**TASK PROMPT**
Write out the full set of records exactly. Any pictures in them do not belong in the copy.

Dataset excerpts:
+++

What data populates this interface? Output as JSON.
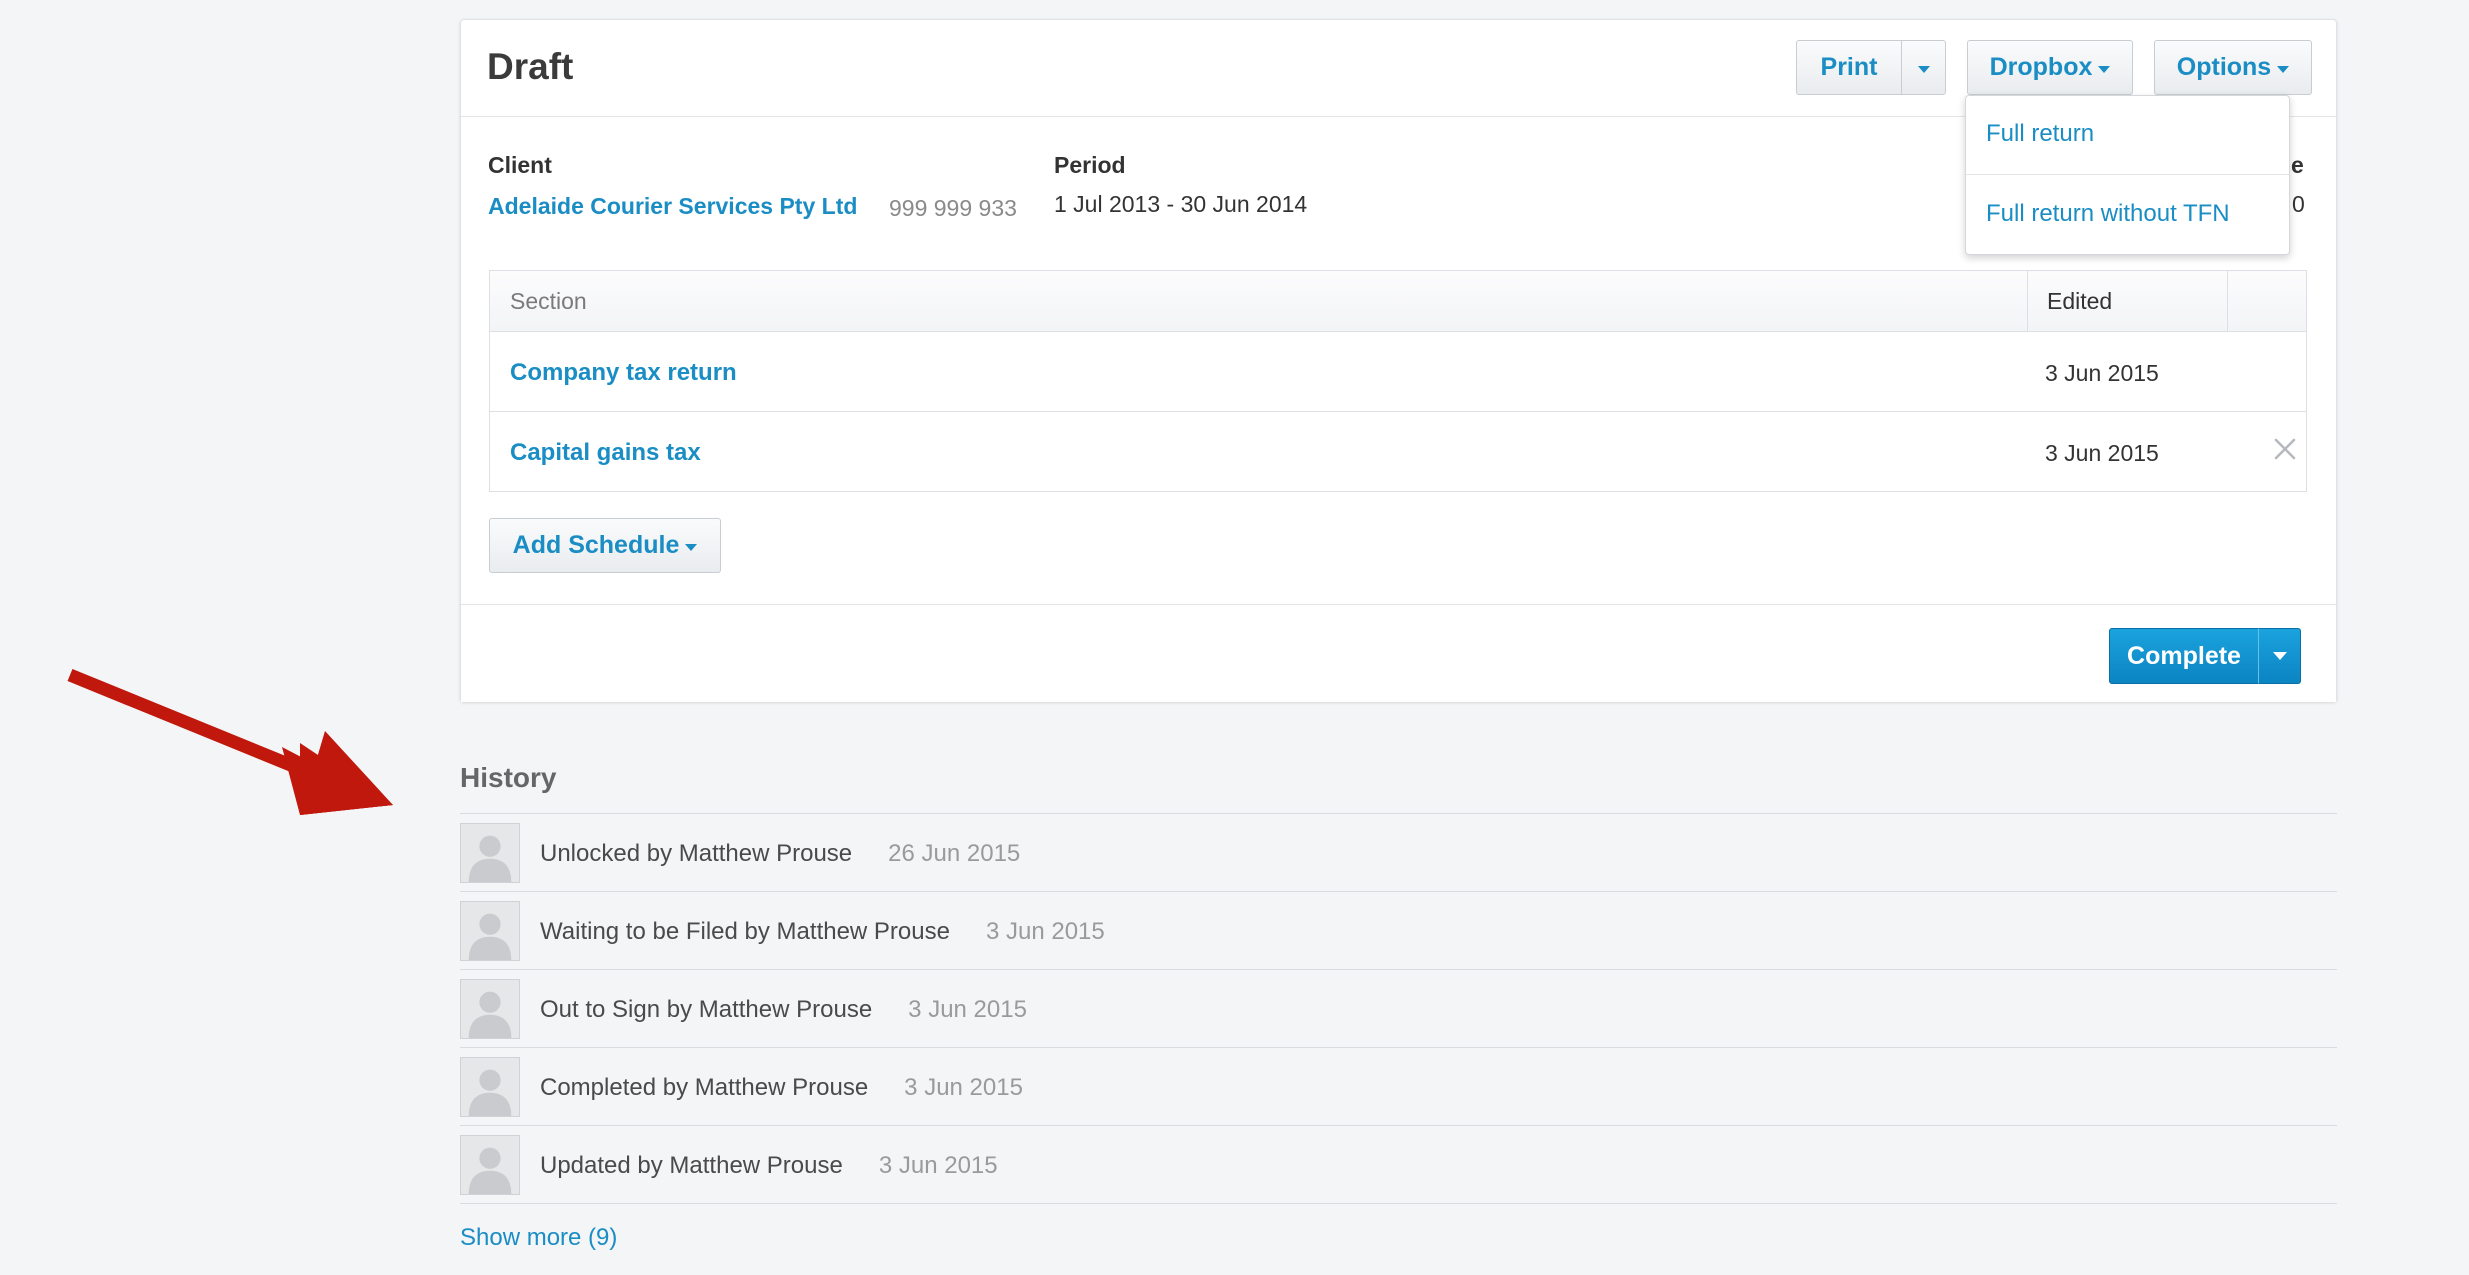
{
  "header": {
    "title": "Draft",
    "print_label": "Print",
    "dropbox_label": "Dropbox",
    "options_label": "Options"
  },
  "dropdown": {
    "items": [
      {
        "label": "Full return"
      },
      {
        "label": "Full return without TFN"
      }
    ]
  },
  "details": {
    "client_label": "Client",
    "client_name": "Adelaide Courier Services Pty Ltd",
    "client_abn": "999 999 933",
    "period_label": "Period",
    "period_value": "1 Jul 2013 - 30 Jun 2014",
    "partial_label": "e",
    "partial_value": "0"
  },
  "sections_table": {
    "headers": {
      "section": "Section",
      "edited": "Edited"
    },
    "rows": [
      {
        "name": "Company tax return",
        "edited": "3 Jun 2015",
        "deletable": false
      },
      {
        "name": "Capital gains tax",
        "edited": "3 Jun 2015",
        "deletable": true
      }
    ]
  },
  "add_schedule_label": "Add Schedule",
  "complete_label": "Complete",
  "history": {
    "title": "History",
    "items": [
      {
        "text": "Unlocked by Matthew Prouse",
        "date": "26 Jun 2015"
      },
      {
        "text": "Waiting to be Filed by Matthew Prouse",
        "date": "3 Jun 2015"
      },
      {
        "text": "Out to Sign by Matthew Prouse",
        "date": "3 Jun 2015"
      },
      {
        "text": "Completed by Matthew Prouse",
        "date": "3 Jun 2015"
      },
      {
        "text": "Updated by Matthew Prouse",
        "date": "3 Jun 2015"
      }
    ],
    "show_more_label": "Show more (9)"
  },
  "colors": {
    "link": "#1a8dc4",
    "primary_button": "#0b84c2",
    "annotation_arrow": "#c0180c",
    "background": "#f4f5f7"
  },
  "icons": {
    "delete": "close-icon",
    "dropdown": "chevron-down-icon",
    "avatar": "user-silhouette-icon",
    "annotation": "red-arrow"
  }
}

+++

**FULL OUTPUT**
What data populates this interface? Output as JSON.
{
  "header": {
    "title": "Draft",
    "print_label": "Print",
    "dropbox_label": "Dropbox",
    "options_label": "Options"
  },
  "dropdown": {
    "items": [
      {
        "label": "Full return"
      },
      {
        "label": "Full return without TFN"
      }
    ]
  },
  "details": {
    "client_label": "Client",
    "client_name": "Adelaide Courier Services Pty Ltd",
    "client_abn": "999 999 933",
    "period_label": "Period",
    "period_value": "1 Jul 2013 - 30 Jun 2014",
    "partial_label": "e",
    "partial_value": "0"
  },
  "sections_table": {
    "headers": {
      "section": "Section",
      "edited": "Edited"
    },
    "rows": [
      {
        "name": "Company tax return",
        "edited": "3 Jun 2015",
        "deletable": false
      },
      {
        "name": "Capital gains tax",
        "edited": "3 Jun 2015",
        "deletable": true
      }
    ]
  },
  "add_schedule_label": "Add Schedule",
  "complete_label": "Complete",
  "history": {
    "title": "History",
    "items": [
      {
        "text": "Unlocked by Matthew Prouse",
        "date": "26 Jun 2015"
      },
      {
        "text": "Waiting to be Filed by Matthew Prouse",
        "date": "3 Jun 2015"
      },
      {
        "text": "Out to Sign by Matthew Prouse",
        "date": "3 Jun 2015"
      },
      {
        "text": "Completed by Matthew Prouse",
        "date": "3 Jun 2015"
      },
      {
        "text": "Updated by Matthew Prouse",
        "date": "3 Jun 2015"
      }
    ],
    "show_more_label": "Show more (9)"
  },
  "colors": {
    "link": "#1a8dc4",
    "primary_button": "#0b84c2",
    "annotation_arrow": "#c0180c",
    "background": "#f4f5f7"
  },
  "icons": {
    "delete": "close-icon",
    "dropdown": "chevron-down-icon",
    "avatar": "user-silhouette-icon",
    "annotation": "red-arrow"
  }
}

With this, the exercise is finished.